## BEGIN

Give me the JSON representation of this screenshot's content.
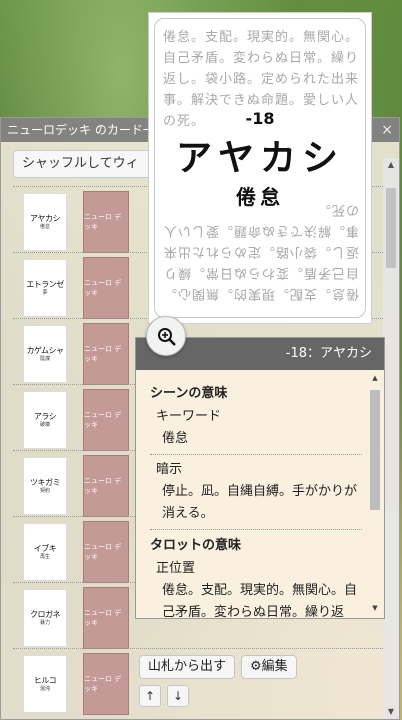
{
  "window": {
    "title": "ニューロデッキ のカード一",
    "close": "×",
    "shuffle_label": "シャッフルしてウィ"
  },
  "rows": [
    {
      "front_name": "アヤカシ",
      "front_sub": "倦怠",
      "back_text": "ニューロ デッキ"
    },
    {
      "front_name": "エトランゼ",
      "front_sub": "夢",
      "back_text": "ニューロ デッキ"
    },
    {
      "front_name": "カゲムシャ",
      "front_sub": "陰謀",
      "back_text": "ニューロ デッキ"
    },
    {
      "front_name": "アラシ",
      "front_sub": "破壊",
      "back_text": "ニューロ デッキ"
    },
    {
      "front_name": "ツキガミ",
      "front_sub": "契約",
      "back_text": "ニューロ デッキ"
    },
    {
      "front_name": "イブキ",
      "front_sub": "再生",
      "back_text": "ニューロ デッキ"
    },
    {
      "front_name": "クロガネ",
      "front_sub": "暴力",
      "back_text": "ニューロ デッキ"
    },
    {
      "front_name": "ヒルコ",
      "front_sub": "混沌",
      "back_text": "ニューロ デッキ"
    }
  ],
  "actions": {
    "draw_label": "山札から出す",
    "edit_label": "編集",
    "up_label": "↑",
    "down_label": "↓"
  },
  "card": {
    "number": "-18",
    "name": "アヤカシ",
    "keyword": "倦怠",
    "ghost_text": "倦怠。支配。現実的。無関心。自己矛盾。変わらぬ日常。繰り返し。袋小路。定められた出来事。解決できぬ命題。愛しい人の死。"
  },
  "info": {
    "header": "-18：アヤカシ",
    "scene_title": "シーンの意味",
    "keyword_label": "キーワード",
    "keyword_value": "倦怠",
    "hint_label": "暗示",
    "hint_value": "停止。凪。自縄自縛。手がかりが消える。",
    "tarot_title": "タロットの意味",
    "upright_label": "正位置",
    "upright_value": "倦怠。支配。現実的。無関心。自己矛盾。変わらぬ日常。繰り返"
  },
  "colors": {
    "card_back": "#c49a96",
    "header_bg": "#666666",
    "panel_bg": "#faf0e0"
  }
}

## END

**TASK BRIEF:** Reproduce the material in full, word for word, and omit the pictures.

**SOLVED EXERCISE:**
Give me the JSON representation of this screenshot's content.
{
  "window": {
    "title": "ニューロデッキ のカード一",
    "close": "×",
    "shuffle_label": "シャッフルしてウィ"
  },
  "rows": [
    {
      "front_name": "アヤカシ",
      "front_sub": "倦怠",
      "back_text": "ニューロ デッキ"
    },
    {
      "front_name": "エトランゼ",
      "front_sub": "夢",
      "back_text": "ニューロ デッキ"
    },
    {
      "front_name": "カゲムシャ",
      "front_sub": "陰謀",
      "back_text": "ニューロ デッキ"
    },
    {
      "front_name": "アラシ",
      "front_sub": "破壊",
      "back_text": "ニューロ デッキ"
    },
    {
      "front_name": "ツキガミ",
      "front_sub": "契約",
      "back_text": "ニューロ デッキ"
    },
    {
      "front_name": "イブキ",
      "front_sub": "再生",
      "back_text": "ニューロ デッキ"
    },
    {
      "front_name": "クロガネ",
      "front_sub": "暴力",
      "back_text": "ニューロ デッキ"
    },
    {
      "front_name": "ヒルコ",
      "front_sub": "混沌",
      "back_text": "ニューロ デッキ"
    }
  ],
  "actions": {
    "draw_label": "山札から出す",
    "edit_label": "編集",
    "up_label": "↑",
    "down_label": "↓"
  },
  "card": {
    "number": "-18",
    "name": "アヤカシ",
    "keyword": "倦怠",
    "ghost_text": "倦怠。支配。現実的。無関心。自己矛盾。変わらぬ日常。繰り返し。袋小路。定められた出来事。解決できぬ命題。愛しい人の死。"
  },
  "info": {
    "header": "-18：アヤカシ",
    "scene_title": "シーンの意味",
    "keyword_label": "キーワード",
    "keyword_value": "倦怠",
    "hint_label": "暗示",
    "hint_value": "停止。凪。自縄自縛。手がかりが消える。",
    "tarot_title": "タロットの意味",
    "upright_label": "正位置",
    "upright_value": "倦怠。支配。現実的。無関心。自己矛盾。変わらぬ日常。繰り返"
  },
  "colors": {
    "card_back": "#c49a96",
    "header_bg": "#666666",
    "panel_bg": "#faf0e0"
  }
}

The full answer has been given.